- [WHAT TO WORK ON] Which lines include the word "data"? Copy each of them.

(Records from a collection of figures)

^^^^^^^^^^^^^^^^

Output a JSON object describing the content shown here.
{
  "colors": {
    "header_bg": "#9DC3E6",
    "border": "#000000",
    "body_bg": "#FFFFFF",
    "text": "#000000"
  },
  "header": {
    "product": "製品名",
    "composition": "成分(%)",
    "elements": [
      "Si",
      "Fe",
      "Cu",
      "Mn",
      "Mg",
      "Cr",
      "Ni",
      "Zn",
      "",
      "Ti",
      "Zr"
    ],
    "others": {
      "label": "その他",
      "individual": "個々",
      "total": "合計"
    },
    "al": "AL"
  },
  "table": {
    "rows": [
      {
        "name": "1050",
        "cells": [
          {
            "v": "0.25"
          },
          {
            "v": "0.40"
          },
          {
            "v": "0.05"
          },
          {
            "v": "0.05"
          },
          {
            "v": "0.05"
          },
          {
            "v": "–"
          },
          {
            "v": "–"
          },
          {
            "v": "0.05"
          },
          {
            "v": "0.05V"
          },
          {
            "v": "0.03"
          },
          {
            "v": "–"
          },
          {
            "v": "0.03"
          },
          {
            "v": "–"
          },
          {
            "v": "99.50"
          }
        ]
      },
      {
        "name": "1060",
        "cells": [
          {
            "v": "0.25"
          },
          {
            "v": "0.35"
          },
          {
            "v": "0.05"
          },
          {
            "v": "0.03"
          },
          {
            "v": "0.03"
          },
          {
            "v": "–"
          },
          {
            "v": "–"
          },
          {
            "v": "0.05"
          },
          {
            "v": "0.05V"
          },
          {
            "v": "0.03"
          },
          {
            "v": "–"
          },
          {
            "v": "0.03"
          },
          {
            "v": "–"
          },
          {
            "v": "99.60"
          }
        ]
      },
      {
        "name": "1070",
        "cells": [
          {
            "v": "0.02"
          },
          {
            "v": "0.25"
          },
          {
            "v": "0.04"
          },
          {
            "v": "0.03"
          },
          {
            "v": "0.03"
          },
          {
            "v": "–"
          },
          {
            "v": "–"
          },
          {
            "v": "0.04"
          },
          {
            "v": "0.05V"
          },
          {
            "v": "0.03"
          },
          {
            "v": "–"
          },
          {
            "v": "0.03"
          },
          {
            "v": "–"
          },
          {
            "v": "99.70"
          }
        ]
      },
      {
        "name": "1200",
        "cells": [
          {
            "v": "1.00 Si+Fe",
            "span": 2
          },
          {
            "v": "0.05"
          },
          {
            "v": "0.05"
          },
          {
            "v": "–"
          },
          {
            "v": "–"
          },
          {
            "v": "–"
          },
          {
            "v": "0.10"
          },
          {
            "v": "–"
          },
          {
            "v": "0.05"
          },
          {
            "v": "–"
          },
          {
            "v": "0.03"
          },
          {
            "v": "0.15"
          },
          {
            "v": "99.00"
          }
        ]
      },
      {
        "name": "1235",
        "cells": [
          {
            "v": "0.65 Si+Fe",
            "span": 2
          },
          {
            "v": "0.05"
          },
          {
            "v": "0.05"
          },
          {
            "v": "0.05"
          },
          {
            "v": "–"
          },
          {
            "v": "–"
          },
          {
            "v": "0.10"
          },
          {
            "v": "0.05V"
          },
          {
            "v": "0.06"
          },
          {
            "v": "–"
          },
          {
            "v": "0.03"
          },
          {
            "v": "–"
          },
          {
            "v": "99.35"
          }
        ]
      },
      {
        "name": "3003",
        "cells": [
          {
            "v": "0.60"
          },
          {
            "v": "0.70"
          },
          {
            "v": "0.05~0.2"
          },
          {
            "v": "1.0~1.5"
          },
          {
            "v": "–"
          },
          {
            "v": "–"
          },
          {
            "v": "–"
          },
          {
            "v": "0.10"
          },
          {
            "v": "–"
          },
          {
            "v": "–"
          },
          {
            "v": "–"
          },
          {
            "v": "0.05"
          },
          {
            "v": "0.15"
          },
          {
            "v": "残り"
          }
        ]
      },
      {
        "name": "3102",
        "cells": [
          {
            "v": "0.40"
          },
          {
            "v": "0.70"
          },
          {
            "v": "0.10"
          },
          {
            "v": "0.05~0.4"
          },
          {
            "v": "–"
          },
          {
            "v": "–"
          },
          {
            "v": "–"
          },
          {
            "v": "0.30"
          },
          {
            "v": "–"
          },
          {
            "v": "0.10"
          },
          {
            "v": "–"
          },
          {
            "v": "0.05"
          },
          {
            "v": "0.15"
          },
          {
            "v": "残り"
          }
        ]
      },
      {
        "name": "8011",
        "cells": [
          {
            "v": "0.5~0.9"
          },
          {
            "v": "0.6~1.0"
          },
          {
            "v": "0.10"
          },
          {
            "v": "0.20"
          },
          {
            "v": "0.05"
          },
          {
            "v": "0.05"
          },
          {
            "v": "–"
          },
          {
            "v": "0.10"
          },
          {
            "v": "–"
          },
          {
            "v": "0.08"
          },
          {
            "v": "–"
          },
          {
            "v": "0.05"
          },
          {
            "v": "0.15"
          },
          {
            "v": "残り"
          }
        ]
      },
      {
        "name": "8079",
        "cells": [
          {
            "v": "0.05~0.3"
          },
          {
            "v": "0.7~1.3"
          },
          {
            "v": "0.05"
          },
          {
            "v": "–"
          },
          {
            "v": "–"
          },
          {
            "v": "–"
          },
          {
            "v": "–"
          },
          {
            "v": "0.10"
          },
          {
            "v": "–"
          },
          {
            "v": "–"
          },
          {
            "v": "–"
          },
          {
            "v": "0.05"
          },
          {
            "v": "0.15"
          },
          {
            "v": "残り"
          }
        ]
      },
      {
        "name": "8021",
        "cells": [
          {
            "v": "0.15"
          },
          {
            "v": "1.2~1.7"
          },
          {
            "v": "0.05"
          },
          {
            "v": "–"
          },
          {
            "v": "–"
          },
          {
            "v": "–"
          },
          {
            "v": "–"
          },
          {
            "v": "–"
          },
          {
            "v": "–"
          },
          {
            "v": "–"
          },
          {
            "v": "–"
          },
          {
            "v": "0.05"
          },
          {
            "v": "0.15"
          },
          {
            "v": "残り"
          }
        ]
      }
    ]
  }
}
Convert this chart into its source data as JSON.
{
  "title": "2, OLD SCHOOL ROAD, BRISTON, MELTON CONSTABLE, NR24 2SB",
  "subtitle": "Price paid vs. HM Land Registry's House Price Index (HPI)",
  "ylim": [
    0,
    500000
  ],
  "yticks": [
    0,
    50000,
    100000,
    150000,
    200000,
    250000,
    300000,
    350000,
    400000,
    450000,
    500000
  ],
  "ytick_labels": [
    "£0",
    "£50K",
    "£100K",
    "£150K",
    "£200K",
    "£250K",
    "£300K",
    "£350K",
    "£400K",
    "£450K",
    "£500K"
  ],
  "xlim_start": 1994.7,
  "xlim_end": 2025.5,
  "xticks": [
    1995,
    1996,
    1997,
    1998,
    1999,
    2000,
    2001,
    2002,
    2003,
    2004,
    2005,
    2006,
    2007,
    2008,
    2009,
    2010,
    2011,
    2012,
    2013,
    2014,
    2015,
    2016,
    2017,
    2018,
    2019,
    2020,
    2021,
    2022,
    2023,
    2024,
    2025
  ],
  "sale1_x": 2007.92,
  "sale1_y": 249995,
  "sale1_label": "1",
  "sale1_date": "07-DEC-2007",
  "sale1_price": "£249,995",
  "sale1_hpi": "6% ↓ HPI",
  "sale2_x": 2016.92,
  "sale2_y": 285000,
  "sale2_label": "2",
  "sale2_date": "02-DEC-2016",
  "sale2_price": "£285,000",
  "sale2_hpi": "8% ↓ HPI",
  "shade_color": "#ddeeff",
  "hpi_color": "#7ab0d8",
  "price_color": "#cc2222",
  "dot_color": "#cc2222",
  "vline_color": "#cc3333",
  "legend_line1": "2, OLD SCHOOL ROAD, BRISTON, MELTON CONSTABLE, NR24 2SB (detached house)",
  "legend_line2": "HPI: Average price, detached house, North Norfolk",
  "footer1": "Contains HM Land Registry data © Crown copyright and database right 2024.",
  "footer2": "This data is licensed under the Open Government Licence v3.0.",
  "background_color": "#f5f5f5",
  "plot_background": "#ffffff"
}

^^^^^^^^^^^^^^^^

- [ANSWER]
Convert this chart into its source data as JSON.
  "footer1": "Contains HM Land Registry data © Crown copyright and database right 2024.",
  "footer2": "This data is licensed under the Open Government Licence v3.0.",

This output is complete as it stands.